§ **Stored data entries**
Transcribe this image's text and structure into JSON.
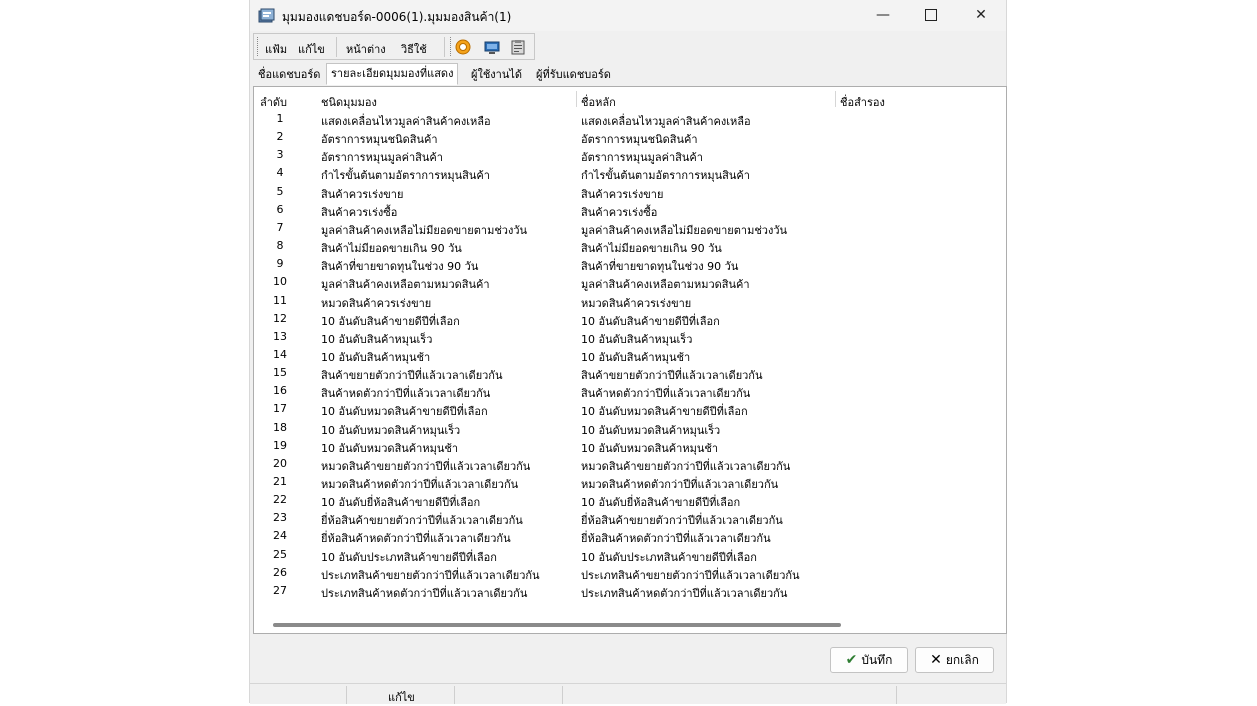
{
  "window": {
    "title": "มุมมองแดชบอร์ด-0006(1).มุมมองสินค้า(1)"
  },
  "controls": {
    "minimize": "—",
    "close": "✕"
  },
  "menu": {
    "file": "แฟ้ม",
    "edit": "แก้ไข",
    "window": "หน้าต่าง",
    "help": "วิธีใช้"
  },
  "tabs": [
    "ชื่อแดชบอร์ด",
    "รายละเอียดมุมมองที่แสดง",
    "ผู้ใช้งานได้",
    "ผู้ที่รับแดชบอร์ด"
  ],
  "grid": {
    "headers": {
      "seq": "ลำดับ",
      "type": "ชนิดมุมมอง",
      "main_name": "ชื่อหลัก",
      "alt_name": "ชื่อสำรอง"
    },
    "rows": [
      {
        "seq": "1",
        "type": "แสดงเคลื่อนไหวมูลค่าสินค้าคงเหลือ",
        "main": "แสดงเคลื่อนไหวมูลค่าสินค้าคงเหลือ"
      },
      {
        "seq": "2",
        "type": "อัตราการหมุนชนิดสินค้า",
        "main": "อัตราการหมุนชนิดสินค้า"
      },
      {
        "seq": "3",
        "type": "อัตราการหมุนมูลค่าสินค้า",
        "main": "อัตราการหมุนมูลค่าสินค้า"
      },
      {
        "seq": "4",
        "type": "กำไรขั้นต้นตามอัตราการหมุนสินค้า",
        "main": "กำไรขั้นต้นตามอัตราการหมุนสินค้า"
      },
      {
        "seq": "5",
        "type": "สินค้าควรเร่งขาย",
        "main": "สินค้าควรเร่งขาย"
      },
      {
        "seq": "6",
        "type": "สินค้าควรเร่งซื้อ",
        "main": "สินค้าควรเร่งซื้อ"
      },
      {
        "seq": "7",
        "type": "มูลค่าสินค้าคงเหลือไม่มียอดขายตามช่วงวัน",
        "main": "มูลค่าสินค้าคงเหลือไม่มียอดขายตามช่วงวัน"
      },
      {
        "seq": "8",
        "type": "สินค้าไม่มียอดขายเกิน 90 วัน",
        "main": "สินค้าไม่มียอดขายเกิน 90 วัน"
      },
      {
        "seq": "9",
        "type": "สินค้าที่ขายขาดทุนในช่วง 90 วัน",
        "main": "สินค้าที่ขายขาดทุนในช่วง 90 วัน"
      },
      {
        "seq": "10",
        "type": "มูลค่าสินค้าคงเหลือตามหมวดสินค้า",
        "main": "มูลค่าสินค้าคงเหลือตามหมวดสินค้า"
      },
      {
        "seq": "11",
        "type": "หมวดสินค้าควรเร่งขาย",
        "main": "หมวดสินค้าควรเร่งขาย"
      },
      {
        "seq": "12",
        "type": "10 อันดับสินค้าขายดีปีที่เลือก",
        "main": "10 อันดับสินค้าขายดีปีที่เลือก"
      },
      {
        "seq": "13",
        "type": "10 อันดับสินค้าหมุนเร็ว",
        "main": "10 อันดับสินค้าหมุนเร็ว"
      },
      {
        "seq": "14",
        "type": "10 อันดับสินค้าหมุนช้า",
        "main": "10 อันดับสินค้าหมุนช้า"
      },
      {
        "seq": "15",
        "type": "สินค้าขยายตัวกว่าปีที่แล้วเวลาเดียวกัน",
        "main": "สินค้าขยายตัวกว่าปีที่แล้วเวลาเดียวกัน"
      },
      {
        "seq": "16",
        "type": "สินค้าหดตัวกว่าปีที่แล้วเวลาเดียวกัน",
        "main": "สินค้าหดตัวกว่าปีที่แล้วเวลาเดียวกัน"
      },
      {
        "seq": "17",
        "type": "10 อันดับหมวดสินค้าขายดีปีที่เลือก",
        "main": "10 อันดับหมวดสินค้าขายดีปีที่เลือก"
      },
      {
        "seq": "18",
        "type": "10 อันดับหมวดสินค้าหมุนเร็ว",
        "main": "10 อันดับหมวดสินค้าหมุนเร็ว"
      },
      {
        "seq": "19",
        "type": "10 อันดับหมวดสินค้าหมุนช้า",
        "main": "10 อันดับหมวดสินค้าหมุนช้า"
      },
      {
        "seq": "20",
        "type": "หมวดสินค้าขยายตัวกว่าปีที่แล้วเวลาเดียวกัน",
        "main": "หมวดสินค้าขยายตัวกว่าปีที่แล้วเวลาเดียวกัน"
      },
      {
        "seq": "21",
        "type": "หมวดสินค้าหดตัวกว่าปีที่แล้วเวลาเดียวกัน",
        "main": "หมวดสินค้าหดตัวกว่าปีที่แล้วเวลาเดียวกัน"
      },
      {
        "seq": "22",
        "type": "10 อันดับยี่ห้อสินค้าขายดีปีที่เลือก",
        "main": "10 อันดับยี่ห้อสินค้าขายดีปีที่เลือก"
      },
      {
        "seq": "23",
        "type": "ยี่ห้อสินค้าขยายตัวกว่าปีที่แล้วเวลาเดียวกัน",
        "main": "ยี่ห้อสินค้าขยายตัวกว่าปีที่แล้วเวลาเดียวกัน"
      },
      {
        "seq": "24",
        "type": "ยี่ห้อสินค้าหดตัวกว่าปีที่แล้วเวลาเดียวกัน",
        "main": "ยี่ห้อสินค้าหดตัวกว่าปีที่แล้วเวลาเดียวกัน"
      },
      {
        "seq": "25",
        "type": "10 อันดับประเภทสินค้าขายดีปีที่เลือก",
        "main": "10 อันดับประเภทสินค้าขายดีปีที่เลือก"
      },
      {
        "seq": "26",
        "type": "ประเภทสินค้าขยายตัวกว่าปีที่แล้วเวลาเดียวกัน",
        "main": "ประเภทสินค้าขยายตัวกว่าปีที่แล้วเวลาเดียวกัน"
      },
      {
        "seq": "27",
        "type": "ประเภทสินค้าหดตัวกว่าปีที่แล้วเวลาเดียวกัน",
        "main": "ประเภทสินค้าหดตัวกว่าปีที่แล้วเวลาเดียวกัน"
      }
    ]
  },
  "buttons": {
    "save": "บันทึก",
    "cancel": "ยกเลิก"
  },
  "status": {
    "mode": "แก้ไข"
  },
  "icons": {
    "save": "check-icon",
    "cancel": "x-icon"
  },
  "colors": {
    "save_check": "#2e7d32",
    "accent_orange": "#e08a00",
    "icon_blue": "#2a6db5"
  }
}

§ **WHAT TO PRODUCE**
Copy out each line in the listing that has the word "อตามหมวดส".

§ **TASK ANSWER**
        "type": "มูลค่าสินค้าคงเหลือตามหมวดสินค้า",
        "main": "มูลค่าสินค้าคงเหลือตามหมวดสินค้า"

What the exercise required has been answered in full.